**What is required**
The answer is the line with "OCR this image." and every line after it to the end of the listing, retyped exactly. Pictures do not belong in it.

━━━ Source data ━━━

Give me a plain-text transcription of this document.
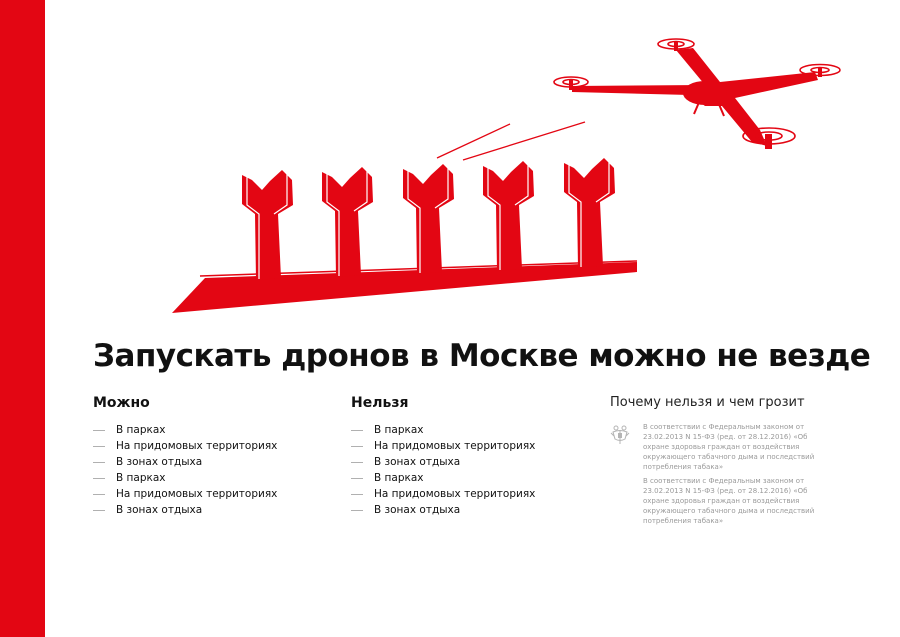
Запускать дронов в Москве можно не везде
Можно
В парках
На придомовых территориях
В зонах отдыха
В парках
На придомовых территориях
В зонах отдыха
Нельзя
В парках
На придомовых территориях
В зонах отдыха
В парках
На придомовых территориях
В зонах отдыха
Почему нельзя и чем грозит

В соответствии с Федеральным законом от 23.02.2013 N 15-ФЗ (ред. от 28.12.2016) «Об охране здоровья граждан от воздействия окружающего табачного дыма и последствий потребления табака»

В соответствии с Федеральным законом от 23.02.2013 N 15-ФЗ (ред. от 28.12.2016) «Об охране здоровья граждан от воздействия окружающего табачного дыма и последствий потребления табака»
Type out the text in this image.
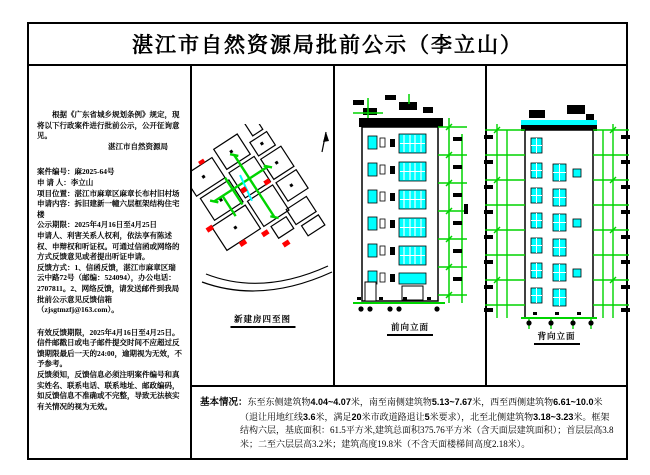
湛江市自然资源局批前公示（李立山）

根据《广东省城乡规划条例》规定，现将以下行政案件进行批前公示，公开征询意见。

湛江市自然资源局

案件编号：麻2025-64号

申 请 人：李立山

项目位置：湛江市麻章区麻章长布村旧村场

申请内容：拆旧建新一幢六层框架结构住宅楼

公示期限：2025年4月16日至4月25日

申请人、利害关系人权利，依法享有陈述权、申辩权和听证权。可通过信函或网络的方式反馈意见或者提出听证申请。

反馈方式：1、信函反馈，湛江市麻章区瑞云中路72号（邮编：524094），办公电话：2707811。2、网络反馈，请发送邮件到我局批前公示意见反馈信箱（zjsgtmzfj@163.com）。

有效反馈期限，2025年4月16日至4月25日。信件邮戳日或电子邮件提交时间不应超过反馈期限最后一天的24:00，逾期视为无效，不予参考。

反馈须知，反馈信息必须注明案件编号和真实姓名、联系电话、联系地址、邮政编码，如反馈信息不准确或不完整，导致无法核实有关情况的视为无效。

新建房四至图
前向立面
背向立面
基本情况：东至东侧建筑物4.04~4.07米，南至南侧建筑物5.13~7.67米，西至西侧建筑物6.61~10.0米（退让用地红线3.6米，满足20米市政道路退让5米要求），北至北侧建筑物3.18~3.23米。框架结构六层，基底面积：61.5平方米,建筑总面积375.76平方米（含天面层建筑面积）；首层层高3.8米；二至六层层高3.2米；建筑高度19.8米（不含天面楼梯间高度2.18米）。
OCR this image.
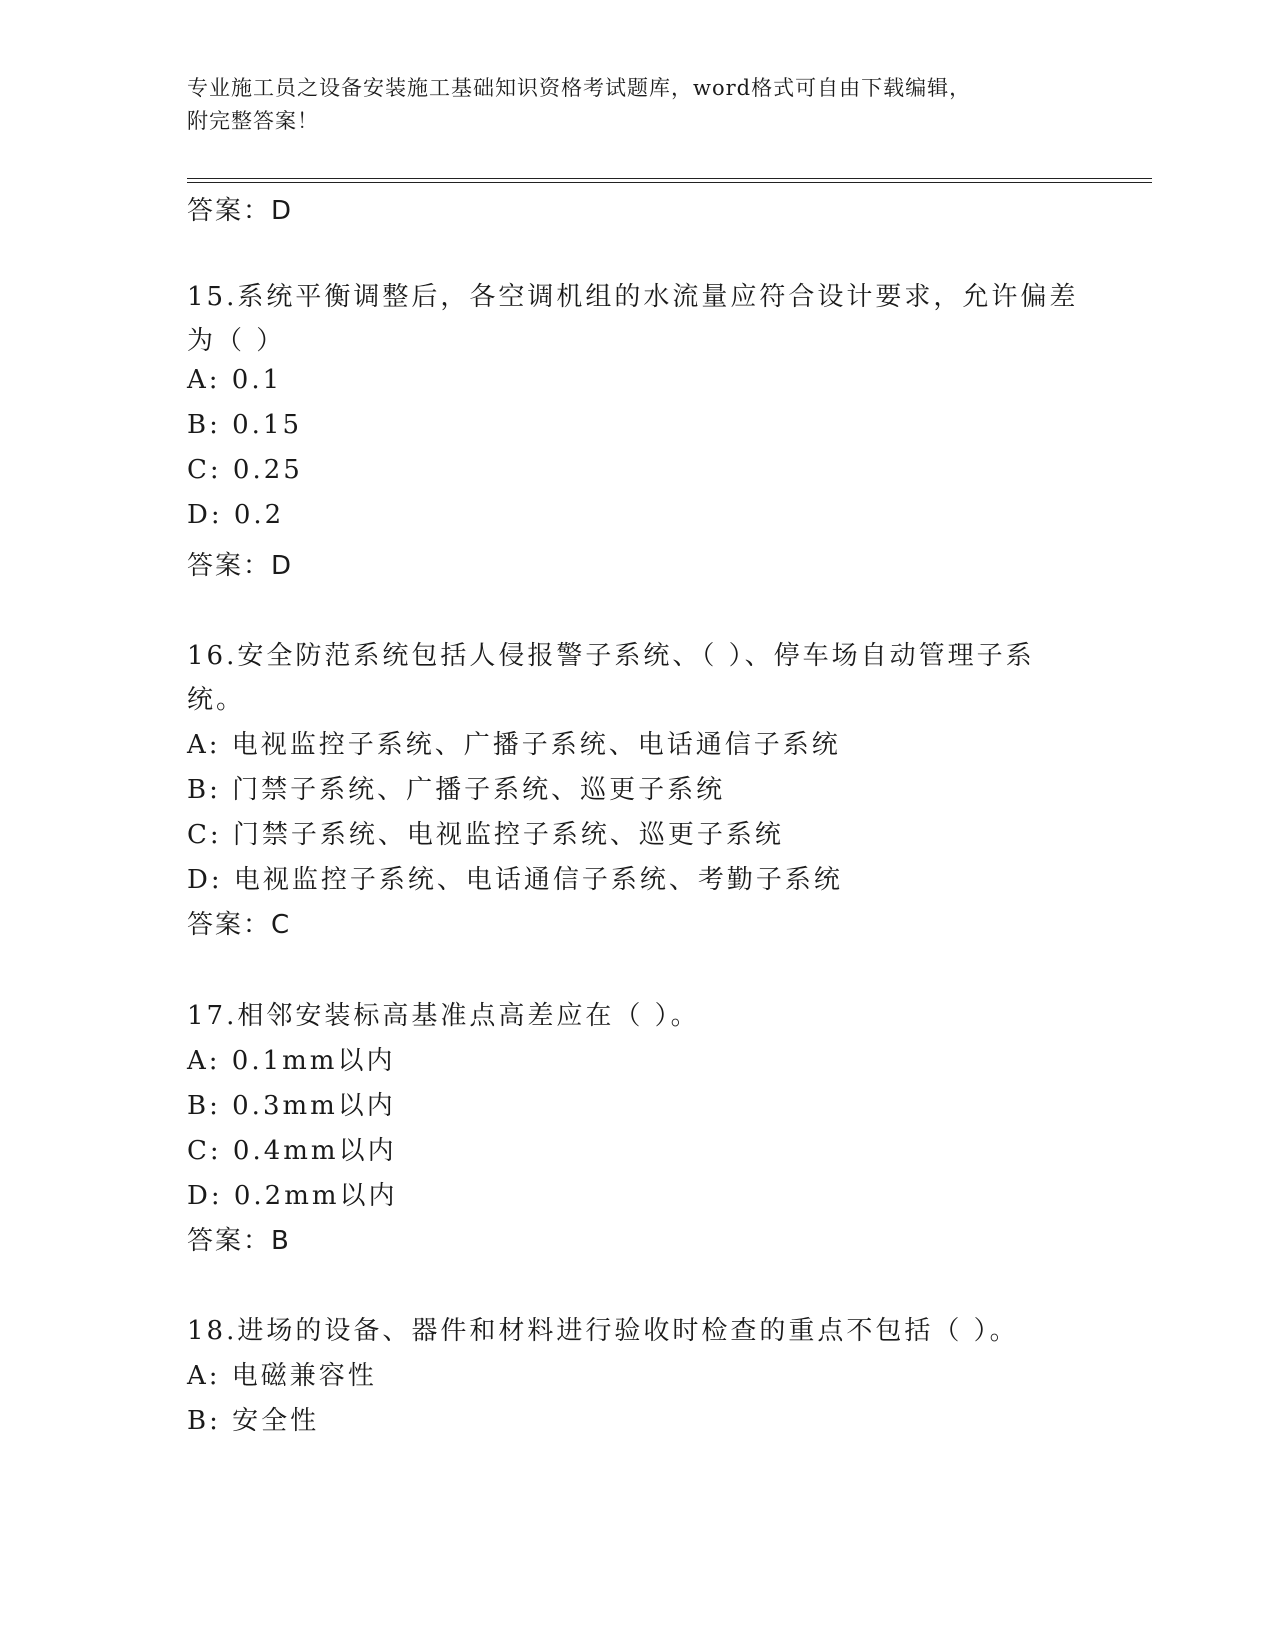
专业施工员之设备安装施工基础知识资格考试题库，word格式可自由下载编辑，
附完整答案！
答案：D
15.系统平衡调整后，各空调机组的水流量应符合设计要求，允许偏差
为（ ）
A: 0.1
B: 0.15
C: 0.25
D: 0.2
答案：D
16.安全防范系统包括人侵报警子系统、（ ）、停车场自动管理子系
统。
A: 电视监控子系统、广播子系统、电话通信子系统
B: 门禁子系统、广播子系统、巡更子系统
C: 门禁子系统、电视监控子系统、巡更子系统
D: 电视监控子系统、电话通信子系统、考勤子系统
答案：C
17.相邻安装标高基准点高差应在（ ）。
A: 0.1mm以内
B: 0.3mm以内
C: 0.4mm以内
D: 0.2mm以内
答案：B
18.进场的设备、器件和材料进行验收时检查的重点不包括（ ）。
A: 电磁兼容性
B: 安全性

━━━

**Written answer**
OCR this image.
专业施工员之设备安装施工基础知识资格考试题库，word格式可自由下载编辑，
附完整答案！
答案：D
15.系统平衡调整后，各空调机组的水流量应符合设计要求，允许偏差
为（ ）
A: 0.1
B: 0.15
C: 0.25
D: 0.2
答案：D
16.安全防范系统包括人侵报警子系统、（ ）、停车场自动管理子系
统。
A: 电视监控子系统、广播子系统、电话通信子系统
B: 门禁子系统、广播子系统、巡更子系统
C: 门禁子系统、电视监控子系统、巡更子系统
D: 电视监控子系统、电话通信子系统、考勤子系统
答案：C
17.相邻安装标高基准点高差应在（ ）。
A: 0.1mm以内
B: 0.3mm以内
C: 0.4mm以内
D: 0.2mm以内
答案：B
18.进场的设备、器件和材料进行验收时检查的重点不包括（ ）。
A: 电磁兼容性
B: 安全性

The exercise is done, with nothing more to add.